(Extracted records)

---+---

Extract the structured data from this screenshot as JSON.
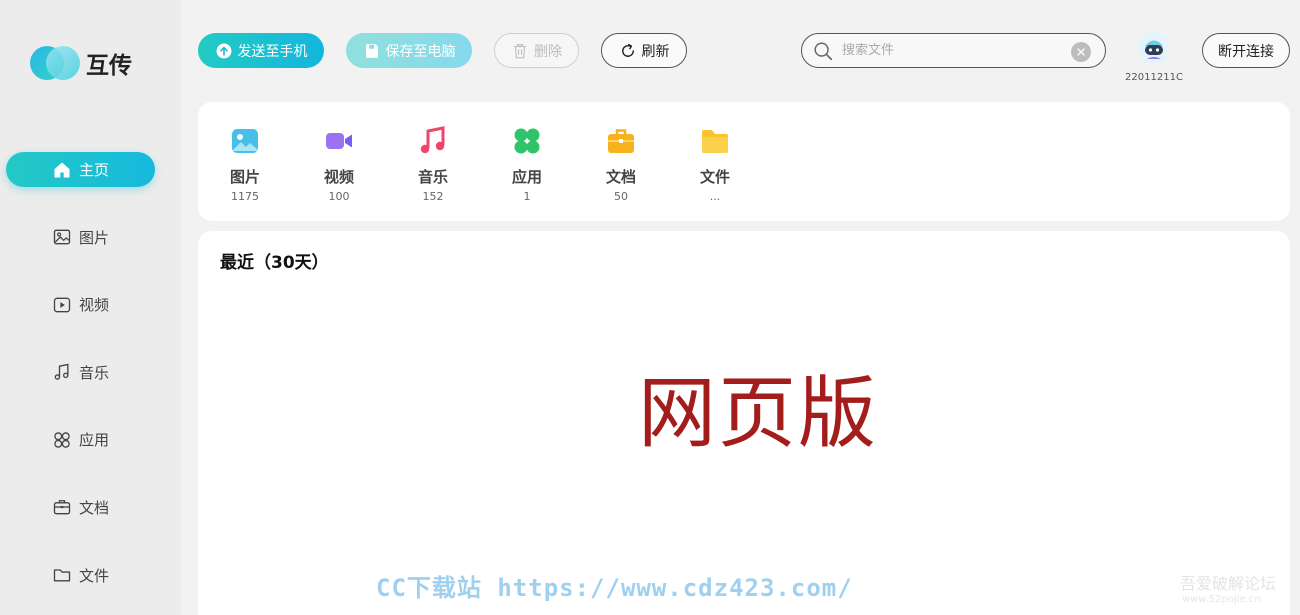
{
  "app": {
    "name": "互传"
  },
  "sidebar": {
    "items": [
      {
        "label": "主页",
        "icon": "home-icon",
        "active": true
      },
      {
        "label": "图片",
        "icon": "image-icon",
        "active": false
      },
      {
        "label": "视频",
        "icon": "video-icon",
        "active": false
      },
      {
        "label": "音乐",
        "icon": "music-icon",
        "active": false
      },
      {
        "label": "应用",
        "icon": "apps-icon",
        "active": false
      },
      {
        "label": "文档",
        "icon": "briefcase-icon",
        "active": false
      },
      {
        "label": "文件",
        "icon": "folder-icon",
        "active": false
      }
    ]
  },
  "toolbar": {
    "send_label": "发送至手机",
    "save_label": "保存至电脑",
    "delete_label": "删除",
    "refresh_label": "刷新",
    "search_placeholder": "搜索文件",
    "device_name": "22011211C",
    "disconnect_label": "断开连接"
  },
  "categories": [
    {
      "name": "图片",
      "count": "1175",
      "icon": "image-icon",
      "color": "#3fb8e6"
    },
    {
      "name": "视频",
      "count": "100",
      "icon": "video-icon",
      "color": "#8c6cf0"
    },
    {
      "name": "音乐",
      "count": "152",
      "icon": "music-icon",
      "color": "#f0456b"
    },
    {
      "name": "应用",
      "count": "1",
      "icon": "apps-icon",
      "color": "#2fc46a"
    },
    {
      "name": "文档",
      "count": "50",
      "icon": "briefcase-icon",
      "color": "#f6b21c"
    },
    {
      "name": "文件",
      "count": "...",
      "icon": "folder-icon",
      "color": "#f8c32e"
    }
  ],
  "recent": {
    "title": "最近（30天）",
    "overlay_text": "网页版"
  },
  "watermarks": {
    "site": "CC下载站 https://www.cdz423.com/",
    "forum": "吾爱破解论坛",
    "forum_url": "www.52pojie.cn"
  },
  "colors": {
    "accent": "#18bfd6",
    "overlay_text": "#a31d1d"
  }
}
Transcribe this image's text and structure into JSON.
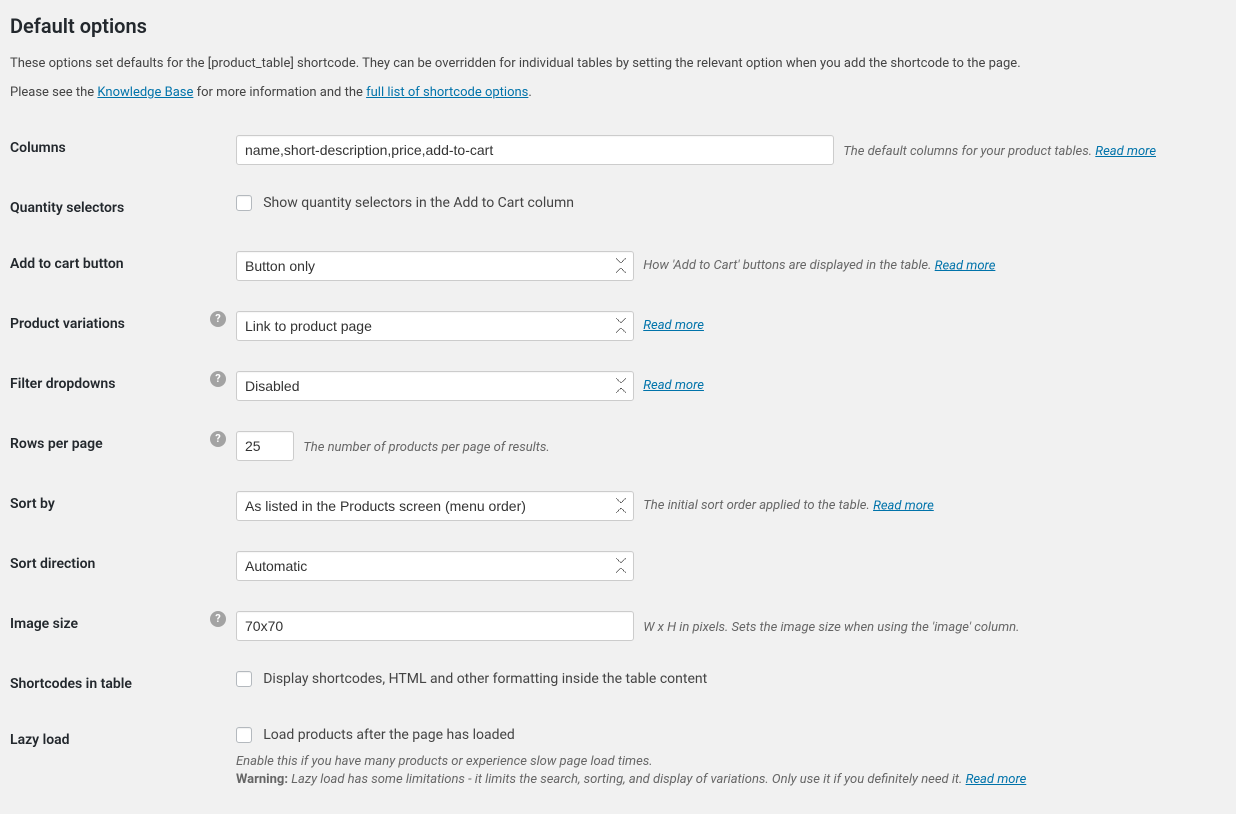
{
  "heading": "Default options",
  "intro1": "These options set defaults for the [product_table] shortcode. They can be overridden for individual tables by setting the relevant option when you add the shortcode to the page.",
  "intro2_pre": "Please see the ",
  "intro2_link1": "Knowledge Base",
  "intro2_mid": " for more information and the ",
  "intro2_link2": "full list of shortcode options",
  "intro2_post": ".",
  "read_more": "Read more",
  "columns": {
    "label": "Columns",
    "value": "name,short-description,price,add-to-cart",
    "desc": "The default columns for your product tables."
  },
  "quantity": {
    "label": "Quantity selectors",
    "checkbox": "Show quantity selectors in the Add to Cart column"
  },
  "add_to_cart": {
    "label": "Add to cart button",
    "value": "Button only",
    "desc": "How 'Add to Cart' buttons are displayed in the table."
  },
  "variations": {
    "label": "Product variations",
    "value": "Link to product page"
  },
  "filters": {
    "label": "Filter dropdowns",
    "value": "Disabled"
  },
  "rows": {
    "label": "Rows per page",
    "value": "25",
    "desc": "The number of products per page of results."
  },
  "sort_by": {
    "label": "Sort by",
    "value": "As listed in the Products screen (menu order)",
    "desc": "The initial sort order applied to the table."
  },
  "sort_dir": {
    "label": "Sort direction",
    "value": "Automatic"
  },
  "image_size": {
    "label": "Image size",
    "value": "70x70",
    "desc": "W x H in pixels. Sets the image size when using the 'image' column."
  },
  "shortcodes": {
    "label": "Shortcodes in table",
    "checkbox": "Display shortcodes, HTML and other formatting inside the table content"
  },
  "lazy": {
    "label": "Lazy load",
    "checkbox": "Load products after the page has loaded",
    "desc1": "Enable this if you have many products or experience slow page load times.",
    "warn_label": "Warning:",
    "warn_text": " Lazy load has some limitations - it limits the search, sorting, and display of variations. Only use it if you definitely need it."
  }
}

---+---

**What is required**. Write the listing above out again exactly, dropping each image.

**Full output**.
Extract the structured data from this screenshot as JSON.
{
  "app": {
    "name": "互传"
  },
  "sidebar": {
    "items": [
      {
        "label": "主页",
        "icon": "home-icon",
        "active": true
      },
      {
        "label": "图片",
        "icon": "image-icon",
        "active": false
      },
      {
        "label": "视频",
        "icon": "video-icon",
        "active": false
      },
      {
        "label": "音乐",
        "icon": "music-icon",
        "active": false
      },
      {
        "label": "应用",
        "icon": "apps-icon",
        "active": false
      },
      {
        "label": "文档",
        "icon": "briefcase-icon",
        "active": false
      },
      {
        "label": "文件",
        "icon": "folder-icon",
        "active": false
      }
    ]
  },
  "toolbar": {
    "send_label": "发送至手机",
    "save_label": "保存至电脑",
    "delete_label": "删除",
    "refresh_label": "刷新",
    "search_placeholder": "搜索文件",
    "device_name": "22011211C",
    "disconnect_label": "断开连接"
  },
  "categories": [
    {
      "name": "图片",
      "count": "1175",
      "icon": "image-icon",
      "color": "#3fb8e6"
    },
    {
      "name": "视频",
      "count": "100",
      "icon": "video-icon",
      "color": "#8c6cf0"
    },
    {
      "name": "音乐",
      "count": "152",
      "icon": "music-icon",
      "color": "#f0456b"
    },
    {
      "name": "应用",
      "count": "1",
      "icon": "apps-icon",
      "color": "#2fc46a"
    },
    {
      "name": "文档",
      "count": "50",
      "icon": "briefcase-icon",
      "color": "#f6b21c"
    },
    {
      "name": "文件",
      "count": "...",
      "icon": "folder-icon",
      "color": "#f8c32e"
    }
  ],
  "recent": {
    "title": "最近（30天）",
    "overlay_text": "网页版"
  },
  "watermarks": {
    "site": "CC下载站 https://www.cdz423.com/",
    "forum": "吾爱破解论坛",
    "forum_url": "www.52pojie.cn"
  },
  "colors": {
    "accent": "#18bfd6",
    "overlay_text": "#a31d1d"
  }
}
Transcribe this image's text and structure into JSON.
{
  "heading": "Default options",
  "intro1": "These options set defaults for the [product_table] shortcode. They can be overridden for individual tables by setting the relevant option when you add the shortcode to the page.",
  "intro2_pre": "Please see the ",
  "intro2_link1": "Knowledge Base",
  "intro2_mid": " for more information and the ",
  "intro2_link2": "full list of shortcode options",
  "intro2_post": ".",
  "read_more": "Read more",
  "columns": {
    "label": "Columns",
    "value": "name,short-description,price,add-to-cart",
    "desc": "The default columns for your product tables."
  },
  "quantity": {
    "label": "Quantity selectors",
    "checkbox": "Show quantity selectors in the Add to Cart column"
  },
  "add_to_cart": {
    "label": "Add to cart button",
    "value": "Button only",
    "desc": "How 'Add to Cart' buttons are displayed in the table."
  },
  "variations": {
    "label": "Product variations",
    "value": "Link to product page"
  },
  "filters": {
    "label": "Filter dropdowns",
    "value": "Disabled"
  },
  "rows": {
    "label": "Rows per page",
    "value": "25",
    "desc": "The number of products per page of results."
  },
  "sort_by": {
    "label": "Sort by",
    "value": "As listed in the Products screen (menu order)",
    "desc": "The initial sort order applied to the table."
  },
  "sort_dir": {
    "label": "Sort direction",
    "value": "Automatic"
  },
  "image_size": {
    "label": "Image size",
    "value": "70x70",
    "desc": "W x H in pixels. Sets the image size when using the 'image' column."
  },
  "shortcodes": {
    "label": "Shortcodes in table",
    "checkbox": "Display shortcodes, HTML and other formatting inside the table content"
  },
  "lazy": {
    "label": "Lazy load",
    "checkbox": "Load products after the page has loaded",
    "desc1": "Enable this if you have many products or experience slow page load times.",
    "warn_label": "Warning:",
    "warn_text": " Lazy load has some limitations - it limits the search, sorting, and display of variations. Only use it if you definitely need it."
  }
}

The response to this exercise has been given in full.